#### [Text extract]
****************

A Gathering of Treasures. THE JOURNEY TO THE NATIONAL ART MUSEUM OF CHINA
Heralding the only national art museum in China, construction on the National Art Museum of China (NAMOC) began in 1958, and the building was officially inaugurated in 1963, when Mao Zedong inscribed its title board with a work of calligraphy. The Museum is among the architectural landmarks of Chinese culture built after the founding of New China. Its building, surrounded by verandas and pavilions, is a classical-style, multi-storied pavilion with large imperial yellow, glazed-tile roofs, its architecture displaying a distinctive national romantic style. The Museum covers 18,000 square metres, with 17 exhibition halls arranged from the first to the fifth floors, and a total exhibition area of 8,300 square metres. The building is surrounded by an exhibition garden of 3,000 square metres featuring sculptures, and a museum depositary of 4,100 square metres.
In recent years, in response to the demands of cultural development, a new complex of the National Art Museum of China has been planned for a location of 128,600 square metres next to the “Bird’s Nest”, the National Stadium, at Beijing Olympic Green. The Chinese Government has attached high priority to the new art museum building and considers it one of the nation’s key projects. The French architect Jean Nouvel and the Beijing Institute of Architectural Design have formed a team to develop the project.

****************

#### [Raw records]
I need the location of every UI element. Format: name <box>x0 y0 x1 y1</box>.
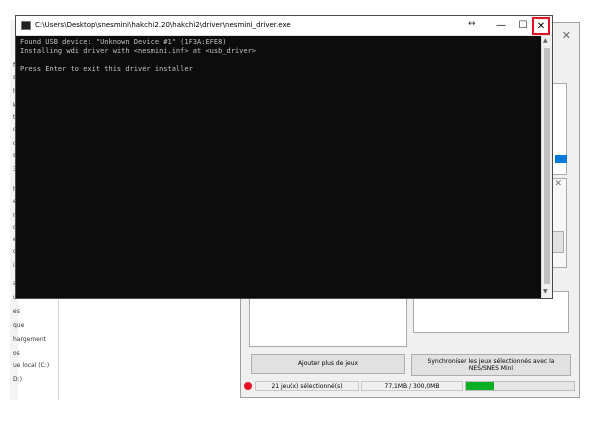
console-titlebar[interactable]: C:\Users\Desktop\snesmini\hakchi2.20\hak… <box>16 16 552 36</box>
console-line: Installing wdi driver with <nesmini.inf>… <box>20 47 257 55</box>
storage-progress-fill <box>466 382 495 390</box>
explorer-nav-item[interactable]: D:) <box>13 376 22 383</box>
storage-progress-bar <box>465 381 575 391</box>
games-list-panel[interactable] <box>249 291 407 347</box>
connection-status-icon <box>244 382 252 390</box>
sync-button[interactable]: Synchroniser les jeux sélectionnés avec … <box>411 354 571 376</box>
explorer-nav-item[interactable]: que <box>13 322 24 329</box>
console-app-icon <box>21 21 31 30</box>
resize-icon: ↔ <box>468 19 476 29</box>
add-games-button[interactable]: Ajouter plus de jeux <box>251 354 405 374</box>
storage-size-label: 77,1MB / 300,0MB <box>361 381 463 391</box>
console-window: C:\Users\Desktop\snesmini\hakchi2.20\hak… <box>15 15 553 299</box>
console-scrollbar[interactable]: ▲ ▼ <box>541 36 552 298</box>
close-button[interactable]: ✕ <box>532 17 550 35</box>
explorer-nav-item[interactable]: hargement <box>13 336 46 343</box>
explorer-nav-item[interactable]: ue local (C:) <box>13 362 49 369</box>
selected-row-highlight <box>555 155 567 163</box>
scroll-up-icon[interactable]: ▲ <box>543 37 548 44</box>
explorer-nav-item[interactable]: os <box>13 350 20 357</box>
console-line: Found USB device: "Unknown Device #1" (1… <box>20 38 227 46</box>
console-line: Press Enter to exit this driver installe… <box>20 65 193 73</box>
dialog-close-icon[interactable]: ✕ <box>554 179 562 189</box>
status-bar: 21 jeu(x) sélectionné(s) 77,1MB / 300,0M… <box>241 379 579 393</box>
hakchi-close-icon[interactable]: ✕ <box>562 29 571 42</box>
selected-count-label: 21 jeu(x) sélectionné(s) <box>255 381 359 391</box>
explorer-nav-item[interactable]: es <box>13 308 20 315</box>
console-title: C:\Users\Desktop\snesmini\hakchi2.20\hak… <box>35 21 291 29</box>
scroll-down-icon[interactable]: ▼ <box>543 288 548 295</box>
scroll-thumb[interactable] <box>544 48 550 284</box>
console-output[interactable]: Found USB device: "Unknown Device #1" (1… <box>16 36 540 298</box>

****************

#### [Problem to solve]
Write out the text on the National Art Museum of China word for word between "In recent years, in" and "develop the project.", inclusive. The records have no connection to the text about the National Art Museum of China.

#### [Answer in full]
In recent years, in response to the demands of cultural development, a new complex of the National Art Museum of China has been planned for a location of 128,600 square metres next to the “Bird’s Nest”, the National Stadium, at Beijing Olympic Green. The Chinese Government has attached high priority to the new art museum building and considers it one of the nation’s key projects. The French architect Jean Nouvel and the Beijing Institute of Architectural Design have formed a team to develop the project.